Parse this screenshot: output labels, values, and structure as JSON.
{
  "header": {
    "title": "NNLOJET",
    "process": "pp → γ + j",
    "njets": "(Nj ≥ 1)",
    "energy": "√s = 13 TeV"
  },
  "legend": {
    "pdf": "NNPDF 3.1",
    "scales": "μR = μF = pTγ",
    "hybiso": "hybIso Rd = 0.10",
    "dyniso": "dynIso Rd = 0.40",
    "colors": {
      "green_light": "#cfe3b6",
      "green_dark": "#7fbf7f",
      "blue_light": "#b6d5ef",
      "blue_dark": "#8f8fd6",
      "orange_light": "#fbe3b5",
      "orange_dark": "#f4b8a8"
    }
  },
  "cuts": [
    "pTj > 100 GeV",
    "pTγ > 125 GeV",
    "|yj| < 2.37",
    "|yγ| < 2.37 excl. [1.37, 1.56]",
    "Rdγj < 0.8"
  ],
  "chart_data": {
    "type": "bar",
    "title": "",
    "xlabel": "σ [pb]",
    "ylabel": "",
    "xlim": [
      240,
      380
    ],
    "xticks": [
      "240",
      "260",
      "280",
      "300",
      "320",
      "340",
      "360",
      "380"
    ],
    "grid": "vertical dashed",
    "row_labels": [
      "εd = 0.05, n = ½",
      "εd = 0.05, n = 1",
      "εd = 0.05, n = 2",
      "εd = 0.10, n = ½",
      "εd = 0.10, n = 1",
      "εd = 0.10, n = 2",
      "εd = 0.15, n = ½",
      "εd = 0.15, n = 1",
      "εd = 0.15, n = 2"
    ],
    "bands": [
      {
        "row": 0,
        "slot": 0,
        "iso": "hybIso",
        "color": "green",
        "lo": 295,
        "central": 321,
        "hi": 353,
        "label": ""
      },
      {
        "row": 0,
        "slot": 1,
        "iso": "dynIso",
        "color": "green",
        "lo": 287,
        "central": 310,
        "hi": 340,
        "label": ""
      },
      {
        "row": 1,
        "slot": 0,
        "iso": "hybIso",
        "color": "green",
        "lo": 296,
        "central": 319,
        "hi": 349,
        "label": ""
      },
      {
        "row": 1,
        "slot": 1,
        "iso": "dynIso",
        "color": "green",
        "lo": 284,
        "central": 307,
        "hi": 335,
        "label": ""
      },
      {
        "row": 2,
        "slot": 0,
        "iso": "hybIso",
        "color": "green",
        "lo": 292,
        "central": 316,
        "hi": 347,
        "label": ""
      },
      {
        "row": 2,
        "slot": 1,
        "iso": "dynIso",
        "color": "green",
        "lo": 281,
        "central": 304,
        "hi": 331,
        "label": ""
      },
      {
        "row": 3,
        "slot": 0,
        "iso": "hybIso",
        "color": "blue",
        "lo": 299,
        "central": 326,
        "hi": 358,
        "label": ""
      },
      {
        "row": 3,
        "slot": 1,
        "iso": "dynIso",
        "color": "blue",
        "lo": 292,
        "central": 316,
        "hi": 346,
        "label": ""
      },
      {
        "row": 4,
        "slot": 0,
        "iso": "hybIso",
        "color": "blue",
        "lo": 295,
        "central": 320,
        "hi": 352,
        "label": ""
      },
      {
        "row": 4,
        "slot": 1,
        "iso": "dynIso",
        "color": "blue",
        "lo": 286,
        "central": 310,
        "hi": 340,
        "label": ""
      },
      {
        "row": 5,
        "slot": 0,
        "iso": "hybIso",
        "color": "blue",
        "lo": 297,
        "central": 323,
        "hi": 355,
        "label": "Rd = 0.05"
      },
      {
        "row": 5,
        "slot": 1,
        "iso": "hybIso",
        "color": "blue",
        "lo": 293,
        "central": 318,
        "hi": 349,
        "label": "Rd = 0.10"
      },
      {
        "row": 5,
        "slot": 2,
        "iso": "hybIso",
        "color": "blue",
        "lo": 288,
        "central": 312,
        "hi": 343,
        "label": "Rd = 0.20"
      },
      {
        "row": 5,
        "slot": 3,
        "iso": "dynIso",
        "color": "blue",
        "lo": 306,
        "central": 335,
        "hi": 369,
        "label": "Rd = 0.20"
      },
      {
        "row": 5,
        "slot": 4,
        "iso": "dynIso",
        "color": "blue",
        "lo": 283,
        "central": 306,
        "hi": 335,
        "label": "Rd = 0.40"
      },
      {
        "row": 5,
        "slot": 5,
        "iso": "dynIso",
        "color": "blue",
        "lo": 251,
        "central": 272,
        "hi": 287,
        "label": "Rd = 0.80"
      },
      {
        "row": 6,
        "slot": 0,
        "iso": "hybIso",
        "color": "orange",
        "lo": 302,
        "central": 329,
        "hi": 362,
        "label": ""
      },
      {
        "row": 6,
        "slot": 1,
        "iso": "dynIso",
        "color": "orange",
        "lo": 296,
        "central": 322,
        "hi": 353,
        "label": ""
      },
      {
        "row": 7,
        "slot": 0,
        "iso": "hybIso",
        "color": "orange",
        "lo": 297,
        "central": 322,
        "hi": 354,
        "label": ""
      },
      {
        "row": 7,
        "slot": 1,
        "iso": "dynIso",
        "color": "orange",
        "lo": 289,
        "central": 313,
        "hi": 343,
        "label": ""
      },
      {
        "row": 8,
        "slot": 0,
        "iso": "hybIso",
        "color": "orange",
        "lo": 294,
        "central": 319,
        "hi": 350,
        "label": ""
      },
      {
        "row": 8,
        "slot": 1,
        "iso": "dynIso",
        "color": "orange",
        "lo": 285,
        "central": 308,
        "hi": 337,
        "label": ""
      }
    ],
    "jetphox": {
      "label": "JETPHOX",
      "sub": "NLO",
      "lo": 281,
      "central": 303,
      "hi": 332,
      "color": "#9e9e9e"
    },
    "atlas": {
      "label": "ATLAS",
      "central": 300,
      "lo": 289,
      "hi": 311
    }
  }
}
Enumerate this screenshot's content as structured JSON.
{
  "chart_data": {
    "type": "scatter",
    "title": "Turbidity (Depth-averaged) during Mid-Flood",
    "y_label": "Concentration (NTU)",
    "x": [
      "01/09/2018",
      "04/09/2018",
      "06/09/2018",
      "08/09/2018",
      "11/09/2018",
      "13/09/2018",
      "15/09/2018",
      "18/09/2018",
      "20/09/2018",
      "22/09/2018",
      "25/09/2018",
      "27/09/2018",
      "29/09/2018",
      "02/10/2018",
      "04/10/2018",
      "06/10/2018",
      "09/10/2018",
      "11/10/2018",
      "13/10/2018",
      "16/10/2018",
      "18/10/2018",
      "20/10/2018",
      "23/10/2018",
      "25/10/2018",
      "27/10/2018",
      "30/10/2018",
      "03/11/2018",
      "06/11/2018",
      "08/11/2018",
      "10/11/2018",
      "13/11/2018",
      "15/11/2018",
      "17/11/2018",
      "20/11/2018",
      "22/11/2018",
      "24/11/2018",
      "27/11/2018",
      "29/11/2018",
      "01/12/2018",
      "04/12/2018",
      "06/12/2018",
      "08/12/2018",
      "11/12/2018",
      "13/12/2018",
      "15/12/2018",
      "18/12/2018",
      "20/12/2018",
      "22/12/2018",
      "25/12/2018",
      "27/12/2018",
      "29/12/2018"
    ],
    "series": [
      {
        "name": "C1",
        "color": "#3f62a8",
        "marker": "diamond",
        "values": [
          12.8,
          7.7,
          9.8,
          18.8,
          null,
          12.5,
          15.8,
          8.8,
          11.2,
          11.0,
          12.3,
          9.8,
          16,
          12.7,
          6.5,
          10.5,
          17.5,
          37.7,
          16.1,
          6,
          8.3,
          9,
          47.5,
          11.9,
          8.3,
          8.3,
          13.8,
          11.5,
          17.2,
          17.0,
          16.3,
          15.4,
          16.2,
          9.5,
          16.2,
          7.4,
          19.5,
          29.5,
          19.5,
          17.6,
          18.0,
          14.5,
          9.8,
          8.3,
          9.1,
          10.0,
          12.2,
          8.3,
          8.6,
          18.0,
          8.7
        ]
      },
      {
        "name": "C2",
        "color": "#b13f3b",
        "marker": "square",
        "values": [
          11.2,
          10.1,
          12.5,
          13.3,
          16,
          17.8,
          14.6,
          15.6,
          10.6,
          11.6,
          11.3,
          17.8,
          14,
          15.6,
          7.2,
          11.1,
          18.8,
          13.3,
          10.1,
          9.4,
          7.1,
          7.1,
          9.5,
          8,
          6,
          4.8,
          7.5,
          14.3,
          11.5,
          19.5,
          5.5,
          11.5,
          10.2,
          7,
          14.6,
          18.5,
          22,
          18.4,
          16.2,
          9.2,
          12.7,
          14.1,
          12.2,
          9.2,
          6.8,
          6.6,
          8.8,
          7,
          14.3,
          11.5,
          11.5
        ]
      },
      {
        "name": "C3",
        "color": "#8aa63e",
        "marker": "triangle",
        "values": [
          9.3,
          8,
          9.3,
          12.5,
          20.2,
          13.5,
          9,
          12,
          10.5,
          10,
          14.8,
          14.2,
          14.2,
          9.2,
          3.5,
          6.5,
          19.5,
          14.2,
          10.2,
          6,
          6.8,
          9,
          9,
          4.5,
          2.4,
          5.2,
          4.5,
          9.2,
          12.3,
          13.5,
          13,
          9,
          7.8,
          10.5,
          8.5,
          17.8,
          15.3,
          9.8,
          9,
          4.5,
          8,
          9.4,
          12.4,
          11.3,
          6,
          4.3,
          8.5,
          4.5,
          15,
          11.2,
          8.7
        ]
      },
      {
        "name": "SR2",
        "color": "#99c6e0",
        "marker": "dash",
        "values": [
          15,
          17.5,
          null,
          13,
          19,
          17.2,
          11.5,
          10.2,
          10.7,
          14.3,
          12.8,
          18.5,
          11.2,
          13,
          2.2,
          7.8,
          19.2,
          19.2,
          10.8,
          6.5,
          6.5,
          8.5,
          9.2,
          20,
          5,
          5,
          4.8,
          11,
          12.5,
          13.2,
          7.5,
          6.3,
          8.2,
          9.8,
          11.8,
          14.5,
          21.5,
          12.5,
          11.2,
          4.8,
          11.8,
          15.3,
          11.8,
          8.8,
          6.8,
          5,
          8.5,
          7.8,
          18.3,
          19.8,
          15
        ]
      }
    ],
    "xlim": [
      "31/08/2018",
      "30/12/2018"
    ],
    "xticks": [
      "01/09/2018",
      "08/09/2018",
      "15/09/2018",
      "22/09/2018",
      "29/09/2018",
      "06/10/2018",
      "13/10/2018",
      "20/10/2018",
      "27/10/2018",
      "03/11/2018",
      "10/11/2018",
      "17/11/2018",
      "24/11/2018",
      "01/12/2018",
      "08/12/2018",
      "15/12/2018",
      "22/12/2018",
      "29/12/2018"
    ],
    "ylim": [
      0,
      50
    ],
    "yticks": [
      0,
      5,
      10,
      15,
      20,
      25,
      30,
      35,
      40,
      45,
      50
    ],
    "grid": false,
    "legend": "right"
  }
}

++++++

Search the entries for the word "this" and pick out every line that holds it.

Parse this screenshot: output labels, values, and structure as JSON.
Enumerate this screenshot's content as structured JSON.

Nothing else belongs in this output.